▶ _DATA FOR THE TASK_
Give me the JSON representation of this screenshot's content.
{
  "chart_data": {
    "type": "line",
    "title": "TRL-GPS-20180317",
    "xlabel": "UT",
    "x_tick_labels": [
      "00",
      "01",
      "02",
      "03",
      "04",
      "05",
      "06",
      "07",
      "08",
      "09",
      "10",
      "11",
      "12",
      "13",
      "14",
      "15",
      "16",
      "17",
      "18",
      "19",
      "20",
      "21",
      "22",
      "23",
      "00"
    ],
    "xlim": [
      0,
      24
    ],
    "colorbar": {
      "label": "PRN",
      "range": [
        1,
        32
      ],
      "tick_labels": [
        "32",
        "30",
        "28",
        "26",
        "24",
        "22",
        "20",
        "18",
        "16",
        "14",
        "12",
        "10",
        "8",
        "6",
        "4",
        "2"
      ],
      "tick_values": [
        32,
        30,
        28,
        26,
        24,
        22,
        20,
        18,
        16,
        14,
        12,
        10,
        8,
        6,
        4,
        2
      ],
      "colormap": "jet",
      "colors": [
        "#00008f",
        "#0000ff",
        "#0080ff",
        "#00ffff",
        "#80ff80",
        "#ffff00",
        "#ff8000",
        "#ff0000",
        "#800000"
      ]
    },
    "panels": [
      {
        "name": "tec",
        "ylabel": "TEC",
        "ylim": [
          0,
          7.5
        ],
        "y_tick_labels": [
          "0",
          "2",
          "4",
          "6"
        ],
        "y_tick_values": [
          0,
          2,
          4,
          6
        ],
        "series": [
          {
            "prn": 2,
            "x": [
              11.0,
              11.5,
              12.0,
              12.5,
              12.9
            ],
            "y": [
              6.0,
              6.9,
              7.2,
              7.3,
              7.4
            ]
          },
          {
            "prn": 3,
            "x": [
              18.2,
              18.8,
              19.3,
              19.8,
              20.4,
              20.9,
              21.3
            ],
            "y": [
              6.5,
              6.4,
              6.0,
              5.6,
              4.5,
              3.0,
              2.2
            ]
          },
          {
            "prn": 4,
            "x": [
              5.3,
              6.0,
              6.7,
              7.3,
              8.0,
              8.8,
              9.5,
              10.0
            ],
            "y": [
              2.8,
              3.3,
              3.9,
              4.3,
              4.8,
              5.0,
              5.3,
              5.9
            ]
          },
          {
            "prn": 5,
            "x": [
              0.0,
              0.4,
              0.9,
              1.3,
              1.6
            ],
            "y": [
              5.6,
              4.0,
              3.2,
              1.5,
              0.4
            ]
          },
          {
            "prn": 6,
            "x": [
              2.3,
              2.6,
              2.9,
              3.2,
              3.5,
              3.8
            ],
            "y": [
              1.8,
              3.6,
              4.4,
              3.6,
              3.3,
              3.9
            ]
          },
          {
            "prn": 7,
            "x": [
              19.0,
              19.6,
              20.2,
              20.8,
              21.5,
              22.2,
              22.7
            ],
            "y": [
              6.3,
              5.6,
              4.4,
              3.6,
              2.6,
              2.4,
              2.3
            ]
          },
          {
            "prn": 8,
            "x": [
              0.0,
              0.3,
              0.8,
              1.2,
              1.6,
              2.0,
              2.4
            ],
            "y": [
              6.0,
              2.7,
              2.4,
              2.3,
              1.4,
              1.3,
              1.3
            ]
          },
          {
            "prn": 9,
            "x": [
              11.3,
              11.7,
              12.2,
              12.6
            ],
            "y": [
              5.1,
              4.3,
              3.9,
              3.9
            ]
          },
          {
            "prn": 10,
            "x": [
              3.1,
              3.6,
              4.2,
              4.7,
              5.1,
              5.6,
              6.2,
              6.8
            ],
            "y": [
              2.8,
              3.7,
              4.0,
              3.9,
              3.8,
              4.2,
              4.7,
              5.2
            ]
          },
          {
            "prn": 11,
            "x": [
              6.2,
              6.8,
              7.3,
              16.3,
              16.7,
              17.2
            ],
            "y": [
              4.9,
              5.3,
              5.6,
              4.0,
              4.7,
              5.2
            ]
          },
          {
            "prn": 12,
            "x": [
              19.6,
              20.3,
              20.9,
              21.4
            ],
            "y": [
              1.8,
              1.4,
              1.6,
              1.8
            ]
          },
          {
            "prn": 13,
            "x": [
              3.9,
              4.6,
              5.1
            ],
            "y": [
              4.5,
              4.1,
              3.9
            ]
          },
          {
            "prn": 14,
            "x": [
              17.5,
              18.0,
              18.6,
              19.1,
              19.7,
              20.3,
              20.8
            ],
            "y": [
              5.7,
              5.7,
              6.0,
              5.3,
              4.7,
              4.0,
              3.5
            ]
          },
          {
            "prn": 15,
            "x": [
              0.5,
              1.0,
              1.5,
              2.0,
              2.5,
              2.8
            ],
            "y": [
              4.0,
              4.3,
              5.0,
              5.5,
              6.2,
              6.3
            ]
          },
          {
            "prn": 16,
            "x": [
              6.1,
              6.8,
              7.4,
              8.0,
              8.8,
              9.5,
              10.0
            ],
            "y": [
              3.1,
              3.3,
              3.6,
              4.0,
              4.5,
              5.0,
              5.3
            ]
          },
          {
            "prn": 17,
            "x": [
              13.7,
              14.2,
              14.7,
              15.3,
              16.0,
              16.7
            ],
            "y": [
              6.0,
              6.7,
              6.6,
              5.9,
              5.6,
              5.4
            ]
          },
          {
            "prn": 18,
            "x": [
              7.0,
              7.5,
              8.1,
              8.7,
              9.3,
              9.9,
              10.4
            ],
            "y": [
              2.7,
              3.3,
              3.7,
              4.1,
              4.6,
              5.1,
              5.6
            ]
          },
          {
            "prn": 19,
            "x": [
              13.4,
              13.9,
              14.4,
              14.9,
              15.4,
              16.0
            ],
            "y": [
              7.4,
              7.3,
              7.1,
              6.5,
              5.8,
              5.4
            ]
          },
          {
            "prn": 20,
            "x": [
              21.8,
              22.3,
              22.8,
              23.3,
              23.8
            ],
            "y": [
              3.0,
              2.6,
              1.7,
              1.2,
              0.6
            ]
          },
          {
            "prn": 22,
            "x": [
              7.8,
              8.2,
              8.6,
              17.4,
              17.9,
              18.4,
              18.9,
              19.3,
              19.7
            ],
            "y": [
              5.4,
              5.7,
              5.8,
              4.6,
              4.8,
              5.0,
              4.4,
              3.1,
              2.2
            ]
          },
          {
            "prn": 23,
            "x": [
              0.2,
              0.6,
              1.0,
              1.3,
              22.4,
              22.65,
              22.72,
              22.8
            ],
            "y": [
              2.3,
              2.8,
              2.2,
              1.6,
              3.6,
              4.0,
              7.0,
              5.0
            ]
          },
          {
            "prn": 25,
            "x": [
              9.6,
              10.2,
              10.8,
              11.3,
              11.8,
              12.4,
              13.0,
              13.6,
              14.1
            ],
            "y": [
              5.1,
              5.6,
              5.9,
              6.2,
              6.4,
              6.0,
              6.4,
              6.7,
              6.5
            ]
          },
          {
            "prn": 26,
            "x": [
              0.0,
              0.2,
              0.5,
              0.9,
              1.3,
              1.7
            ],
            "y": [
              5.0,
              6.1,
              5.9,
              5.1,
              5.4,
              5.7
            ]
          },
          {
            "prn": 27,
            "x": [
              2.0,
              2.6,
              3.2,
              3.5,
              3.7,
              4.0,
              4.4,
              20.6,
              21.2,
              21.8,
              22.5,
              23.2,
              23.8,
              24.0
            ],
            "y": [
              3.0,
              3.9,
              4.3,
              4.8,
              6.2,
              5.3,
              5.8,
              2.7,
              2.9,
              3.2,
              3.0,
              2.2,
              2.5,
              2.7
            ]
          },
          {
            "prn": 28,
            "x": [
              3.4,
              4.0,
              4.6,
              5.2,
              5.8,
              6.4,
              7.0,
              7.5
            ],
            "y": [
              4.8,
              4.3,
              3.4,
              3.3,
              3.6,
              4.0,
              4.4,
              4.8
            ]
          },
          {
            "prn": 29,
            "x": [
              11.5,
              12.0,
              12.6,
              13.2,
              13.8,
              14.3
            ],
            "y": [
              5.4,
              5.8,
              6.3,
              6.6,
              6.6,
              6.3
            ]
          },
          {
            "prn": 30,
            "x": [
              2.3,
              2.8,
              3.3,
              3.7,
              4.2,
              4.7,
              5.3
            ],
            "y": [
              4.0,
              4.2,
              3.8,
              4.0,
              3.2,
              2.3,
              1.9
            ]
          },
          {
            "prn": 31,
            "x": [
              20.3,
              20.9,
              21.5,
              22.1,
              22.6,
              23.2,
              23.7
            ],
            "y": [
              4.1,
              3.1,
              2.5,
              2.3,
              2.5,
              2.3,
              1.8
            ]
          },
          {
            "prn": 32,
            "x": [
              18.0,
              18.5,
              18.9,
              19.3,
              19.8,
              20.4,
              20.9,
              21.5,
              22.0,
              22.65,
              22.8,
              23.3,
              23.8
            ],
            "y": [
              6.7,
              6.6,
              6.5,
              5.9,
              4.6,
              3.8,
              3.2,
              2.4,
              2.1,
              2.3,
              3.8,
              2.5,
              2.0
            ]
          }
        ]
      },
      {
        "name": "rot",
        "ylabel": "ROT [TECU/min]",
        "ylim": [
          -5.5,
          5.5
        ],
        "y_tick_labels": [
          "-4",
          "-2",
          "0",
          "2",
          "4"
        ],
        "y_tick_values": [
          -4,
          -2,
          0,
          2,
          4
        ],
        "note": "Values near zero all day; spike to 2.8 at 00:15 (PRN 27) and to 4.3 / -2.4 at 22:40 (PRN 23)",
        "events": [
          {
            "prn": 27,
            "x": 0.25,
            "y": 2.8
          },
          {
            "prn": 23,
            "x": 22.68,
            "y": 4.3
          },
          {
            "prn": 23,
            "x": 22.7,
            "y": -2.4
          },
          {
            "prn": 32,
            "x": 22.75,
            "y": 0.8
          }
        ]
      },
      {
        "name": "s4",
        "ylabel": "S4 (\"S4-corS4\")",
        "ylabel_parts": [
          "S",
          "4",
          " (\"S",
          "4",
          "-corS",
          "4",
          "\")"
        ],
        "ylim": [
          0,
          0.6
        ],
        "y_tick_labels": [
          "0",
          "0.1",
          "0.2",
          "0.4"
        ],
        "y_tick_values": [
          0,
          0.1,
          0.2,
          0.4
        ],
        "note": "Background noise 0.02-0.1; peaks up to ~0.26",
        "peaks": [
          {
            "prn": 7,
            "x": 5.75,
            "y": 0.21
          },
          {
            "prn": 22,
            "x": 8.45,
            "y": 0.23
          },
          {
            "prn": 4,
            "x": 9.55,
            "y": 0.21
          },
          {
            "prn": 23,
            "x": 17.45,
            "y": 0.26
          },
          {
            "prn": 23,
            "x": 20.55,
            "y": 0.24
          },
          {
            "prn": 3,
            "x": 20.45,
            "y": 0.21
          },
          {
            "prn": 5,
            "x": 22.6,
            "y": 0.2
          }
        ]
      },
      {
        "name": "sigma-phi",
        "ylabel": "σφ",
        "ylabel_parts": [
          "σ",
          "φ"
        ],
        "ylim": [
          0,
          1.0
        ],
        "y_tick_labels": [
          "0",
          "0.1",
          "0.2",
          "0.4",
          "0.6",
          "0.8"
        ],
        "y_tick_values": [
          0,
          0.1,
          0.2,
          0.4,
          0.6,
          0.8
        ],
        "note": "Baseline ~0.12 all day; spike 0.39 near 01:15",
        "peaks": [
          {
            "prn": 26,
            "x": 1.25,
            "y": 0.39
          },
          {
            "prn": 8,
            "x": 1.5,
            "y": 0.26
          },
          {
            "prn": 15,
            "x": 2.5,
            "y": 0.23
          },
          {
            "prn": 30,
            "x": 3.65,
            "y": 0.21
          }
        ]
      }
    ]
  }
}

▶ _WORK TO DO_
Search the data for the string "note" and copy each line where it appears.

▶ _THE OUTPUT_
        "note": "Values near zero all day; spike to 2.8 at 00:15 (PRN 27) and to 4.3 / -2.4 at 22:40 (PRN 23)",
        "note": "Background noise 0.02-0.1; peaks up to ~0.26",
        "note": "Baseline ~0.12 all day; spike 0.39 near 01:15",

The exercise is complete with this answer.